### Task input ###
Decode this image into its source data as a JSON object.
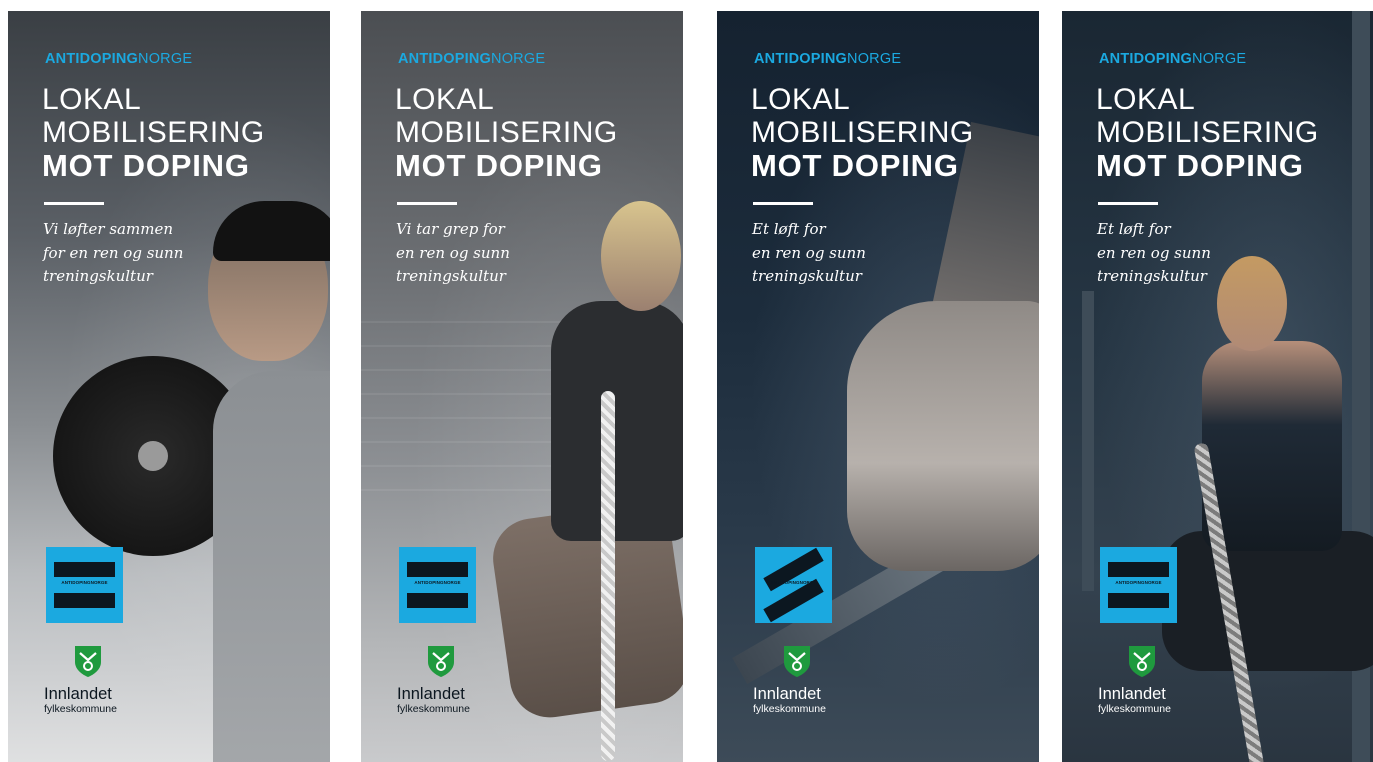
{
  "brand": {
    "bold": "ANTIDOPING",
    "light": "NORGE"
  },
  "title": {
    "line1": "LOKAL",
    "line2": "MOBILISERING",
    "line3": "MOT DOPING"
  },
  "badge_text": "ANTIDOPINGNORGE",
  "county": {
    "name": "Innlandet",
    "sub": "fylkeskommune"
  },
  "colors": {
    "accent": "#1ba9e0",
    "dark": "#0c1720",
    "shield_green": "#1f9a3e"
  },
  "panels": [
    {
      "tagline": [
        "Vi løfter sammen",
        "for en ren og sunn",
        "treningskultur"
      ]
    },
    {
      "tagline": [
        "Vi tar grep for",
        "en ren og sunn",
        "treningskultur"
      ]
    },
    {
      "tagline": [
        "Et løft for",
        "en ren og sunn",
        "treningskultur"
      ]
    },
    {
      "tagline": [
        "Et løft for",
        "en ren og sunn",
        "treningskultur"
      ]
    }
  ]
}
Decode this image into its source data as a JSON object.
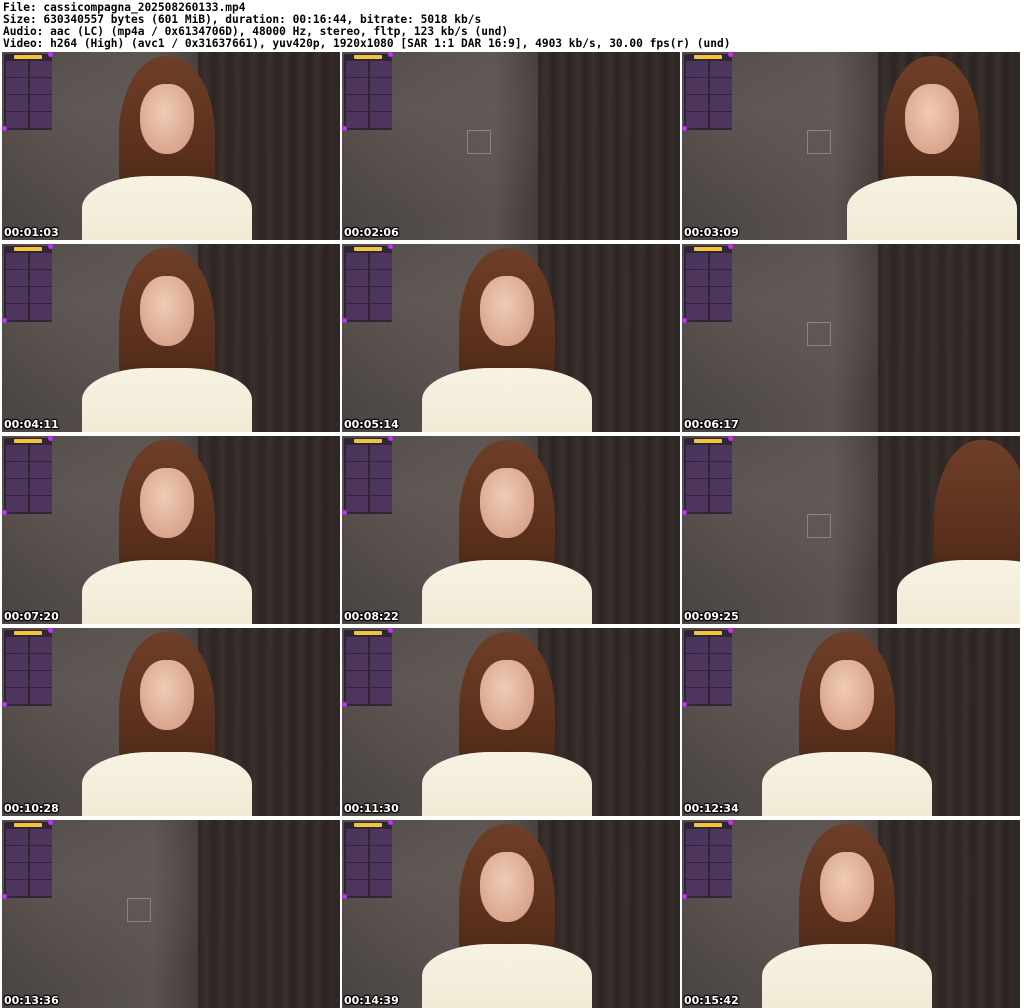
{
  "file_info": {
    "file": "File: cassicompagna_2025082601​33.mp4",
    "size": "Size: 630340557 bytes (601 MiB), duration: 00:16:44, bitrate: 5018 kb/s",
    "audio": "Audio: aac (LC) (mp4a / 0x6134706D), 48000 Hz, stereo, fltp, 123 kb/s (und)",
    "video": "Video: h264 (High) (avc1 / 0x31637661), yuv420p, 1920x1080 [SAR 1:1 DAR 16:9], 4903 kb/s, 30.00 fps(r) (und)"
  },
  "thumbnails": [
    {
      "time": "00:01:03",
      "person": "center"
    },
    {
      "time": "00:02:06",
      "person": "none"
    },
    {
      "time": "00:03:09",
      "person": "right-profile"
    },
    {
      "time": "00:04:11",
      "person": "center"
    },
    {
      "time": "00:05:14",
      "person": "center"
    },
    {
      "time": "00:06:17",
      "person": "none"
    },
    {
      "time": "00:07:20",
      "person": "center"
    },
    {
      "time": "00:08:22",
      "person": "center"
    },
    {
      "time": "00:09:25",
      "person": "right-edge"
    },
    {
      "time": "00:10:28",
      "person": "center"
    },
    {
      "time": "00:11:30",
      "person": "center"
    },
    {
      "time": "00:12:34",
      "person": "center"
    },
    {
      "time": "00:13:36",
      "person": "none"
    },
    {
      "time": "00:14:39",
      "person": "center"
    },
    {
      "time": "00:15:42",
      "person": "center"
    }
  ],
  "overlay_icon": "tip-menu-overlay-icon",
  "colors": {
    "overlay_accent": "#c032ff",
    "overlay_title": "#f1c43a",
    "shirt": "#f7f2e2",
    "hair": "#6e3f28"
  }
}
###
Pictures are to be left out; all else in the entries above is to be quoted exactly.

Decode this image into its source data as a JSON object.
{
  "brand": {
    "bold": "ANTIDOPING",
    "light": "NORGE"
  },
  "title": {
    "line1": "LOKAL",
    "line2": "MOBILISERING",
    "line3": "MOT DOPING"
  },
  "badge_text": "ANTIDOPINGNORGE",
  "county": {
    "name": "Innlandet",
    "sub": "fylkeskommune"
  },
  "colors": {
    "accent": "#1ba9e0",
    "dark": "#0c1720",
    "shield_green": "#1f9a3e"
  },
  "panels": [
    {
      "tagline": [
        "Vi løfter sammen",
        "for en ren og sunn",
        "treningskultur"
      ]
    },
    {
      "tagline": [
        "Vi tar grep for",
        "en ren og sunn",
        "treningskultur"
      ]
    },
    {
      "tagline": [
        "Et løft for",
        "en ren og sunn",
        "treningskultur"
      ]
    },
    {
      "tagline": [
        "Et løft for",
        "en ren og sunn",
        "treningskultur"
      ]
    }
  ]
}
Decode this image into its source data as a JSON object.
{
  "file_info": {
    "file": "File: cassicompagna_2025082601​33.mp4",
    "size": "Size: 630340557 bytes (601 MiB), duration: 00:16:44, bitrate: 5018 kb/s",
    "audio": "Audio: aac (LC) (mp4a / 0x6134706D), 48000 Hz, stereo, fltp, 123 kb/s (und)",
    "video": "Video: h264 (High) (avc1 / 0x31637661), yuv420p, 1920x1080 [SAR 1:1 DAR 16:9], 4903 kb/s, 30.00 fps(r) (und)"
  },
  "thumbnails": [
    {
      "time": "00:01:03",
      "person": "center"
    },
    {
      "time": "00:02:06",
      "person": "none"
    },
    {
      "time": "00:03:09",
      "person": "right-profile"
    },
    {
      "time": "00:04:11",
      "person": "center"
    },
    {
      "time": "00:05:14",
      "person": "center"
    },
    {
      "time": "00:06:17",
      "person": "none"
    },
    {
      "time": "00:07:20",
      "person": "center"
    },
    {
      "time": "00:08:22",
      "person": "center"
    },
    {
      "time": "00:09:25",
      "person": "right-edge"
    },
    {
      "time": "00:10:28",
      "person": "center"
    },
    {
      "time": "00:11:30",
      "person": "center"
    },
    {
      "time": "00:12:34",
      "person": "center"
    },
    {
      "time": "00:13:36",
      "person": "none"
    },
    {
      "time": "00:14:39",
      "person": "center"
    },
    {
      "time": "00:15:42",
      "person": "center"
    }
  ],
  "overlay_icon": "tip-menu-overlay-icon",
  "colors": {
    "overlay_accent": "#c032ff",
    "overlay_title": "#f1c43a",
    "shirt": "#f7f2e2",
    "hair": "#6e3f28"
  }
}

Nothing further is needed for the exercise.